◆ **Given request**: All of the lines below are to be printed again exactly; images are excluded from the output.

(Dataset excerpts)
··········

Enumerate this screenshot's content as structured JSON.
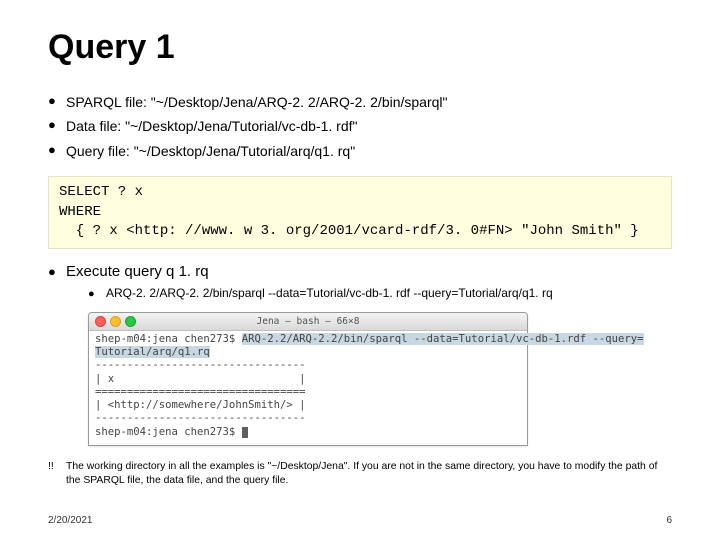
{
  "title": "Query 1",
  "files": {
    "sparql": "SPARQL file: \"~/Desktop/Jena/ARQ-2. 2/ARQ-2. 2/bin/sparql\"",
    "data": "Data file: \"~/Desktop/Jena/Tutorial/vc-db-1. rdf\"",
    "query": "Query file: \"~/Desktop/Jena/Tutorial/arq/q1. rq\""
  },
  "code": "SELECT ? x\nWHERE\n  { ? x <http: //www. w 3. org/2001/vcard-rdf/3. 0#FN> \"John Smith\" }",
  "exec_label": "Execute query q 1. rq",
  "exec_cmd": "ARQ-2. 2/ARQ-2. 2/bin/sparql --data=Tutorial/vc-db-1. rdf --query=Tutorial/arq/q1. rq",
  "terminal": {
    "caption": "Jena — bash — 66×8",
    "line1_prompt": "shep-m04:jena chen273$ ",
    "line1_cmd": "ARQ-2.2/ARQ-2.2/bin/sparql --data=Tutorial/vc-db-1.rdf --query=",
    "line2": "Tutorial/arq/q1.rq",
    "dash": "---------------------------------",
    "xhdr": "| x                             |",
    "equal": "=================================",
    "row": "| <http://somewhere/JohnSmith/> |",
    "prompt2": "shep-m04:jena chen273$ "
  },
  "note_mark": "!!",
  "note": "The working directory in all the examples is \"~/Desktop/Jena\".  If you are not in the same directory, you have to modify the path of the SPARQL file, the data file, and the query file.",
  "date": "2/20/2021",
  "page": "6"
}
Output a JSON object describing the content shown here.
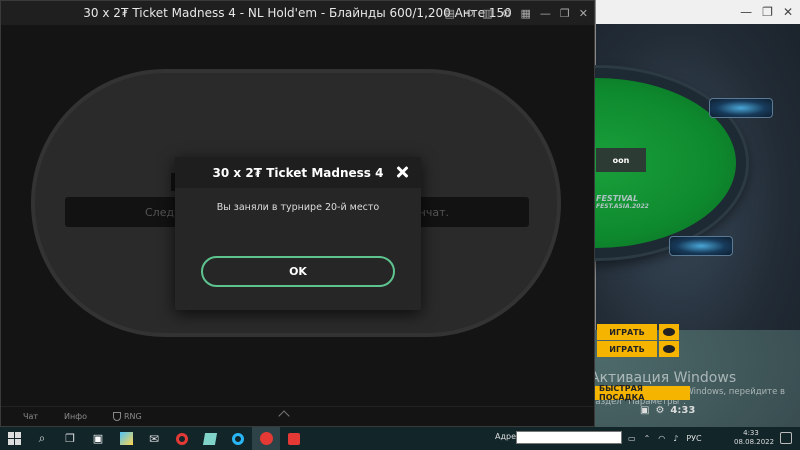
{
  "main_window": {
    "title": "30 x 2₮ Ticket Madness 4 - NL Hold'em - Блайнды 600/1,200 Анте 150",
    "banner_left": "Следу",
    "banner_right": "нчат.",
    "tabs": [
      "Чат",
      "Инфо",
      "RNG"
    ]
  },
  "modal": {
    "title": "30 x 2₮ Ticket Madness 4",
    "message": "Вы заняли в турнире 20-й место",
    "ok_label": "OK"
  },
  "second_window": {
    "felt_label": "oon",
    "logo_text": "FESTIVAL",
    "logo_sub": "FEST.ASIA.2022",
    "play_buttons": [
      "ИГРАТЬ",
      "ИГРАТЬ"
    ],
    "quick_seat": "БЫСТРАЯ ПОСАДКА",
    "mini_time": "4:33"
  },
  "activation": {
    "title": "Активация Windows",
    "subtitle": "Чтобы активировать Windows, перейдите в раздел \"Параметры\"."
  },
  "taskbar": {
    "address_label": "Адрес",
    "address_value": "",
    "lang": "РУС",
    "time": "4:33",
    "date": "08.08.2022"
  },
  "colors": {
    "accent_green": "#5ec48f",
    "felt_green": "#0e8a2e",
    "lobby_yellow": "#f4b400"
  }
}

··········

◆ **Written response**:
Enumerate this screenshot's content as structured JSON.
{
  "title": "Query 1",
  "files": {
    "sparql": "SPARQL file: \"~/Desktop/Jena/ARQ-2. 2/ARQ-2. 2/bin/sparql\"",
    "data": "Data file: \"~/Desktop/Jena/Tutorial/vc-db-1. rdf\"",
    "query": "Query file: \"~/Desktop/Jena/Tutorial/arq/q1. rq\""
  },
  "code": "SELECT ? x\nWHERE\n  { ? x <http: //www. w 3. org/2001/vcard-rdf/3. 0#FN> \"John Smith\" }",
  "exec_label": "Execute query q 1. rq",
  "exec_cmd": "ARQ-2. 2/ARQ-2. 2/bin/sparql --data=Tutorial/vc-db-1. rdf --query=Tutorial/arq/q1. rq",
  "terminal": {
    "caption": "Jena — bash — 66×8",
    "line1_prompt": "shep-m04:jena chen273$ ",
    "line1_cmd": "ARQ-2.2/ARQ-2.2/bin/sparql --data=Tutorial/vc-db-1.rdf --query=",
    "line2": "Tutorial/arq/q1.rq",
    "dash": "---------------------------------",
    "xhdr": "| x                             |",
    "equal": "=================================",
    "row": "| <http://somewhere/JohnSmith/> |",
    "prompt2": "shep-m04:jena chen273$ "
  },
  "note_mark": "!!",
  "note": "The working directory in all the examples is \"~/Desktop/Jena\".  If you are not in the same directory, you have to modify the path of the SPARQL file, the data file, and the query file.",
  "date": "2/20/2021",
  "page": "6"
}
Output a JSON object describing the content shown here.
{
  "main_window": {
    "title": "30 x 2₮ Ticket Madness 4 - NL Hold'em - Блайнды 600/1,200 Анте 150",
    "banner_left": "Следу",
    "banner_right": "нчат.",
    "tabs": [
      "Чат",
      "Инфо",
      "RNG"
    ]
  },
  "modal": {
    "title": "30 x 2₮ Ticket Madness 4",
    "message": "Вы заняли в турнире 20-й место",
    "ok_label": "OK"
  },
  "second_window": {
    "felt_label": "oon",
    "logo_text": "FESTIVAL",
    "logo_sub": "FEST.ASIA.2022",
    "play_buttons": [
      "ИГРАТЬ",
      "ИГРАТЬ"
    ],
    "quick_seat": "БЫСТРАЯ ПОСАДКА",
    "mini_time": "4:33"
  },
  "activation": {
    "title": "Активация Windows",
    "subtitle": "Чтобы активировать Windows, перейдите в раздел \"Параметры\"."
  },
  "taskbar": {
    "address_label": "Адрес",
    "address_value": "",
    "lang": "РУС",
    "time": "4:33",
    "date": "08.08.2022"
  },
  "colors": {
    "accent_green": "#5ec48f",
    "felt_green": "#0e8a2e",
    "lobby_yellow": "#f4b400"
  }
}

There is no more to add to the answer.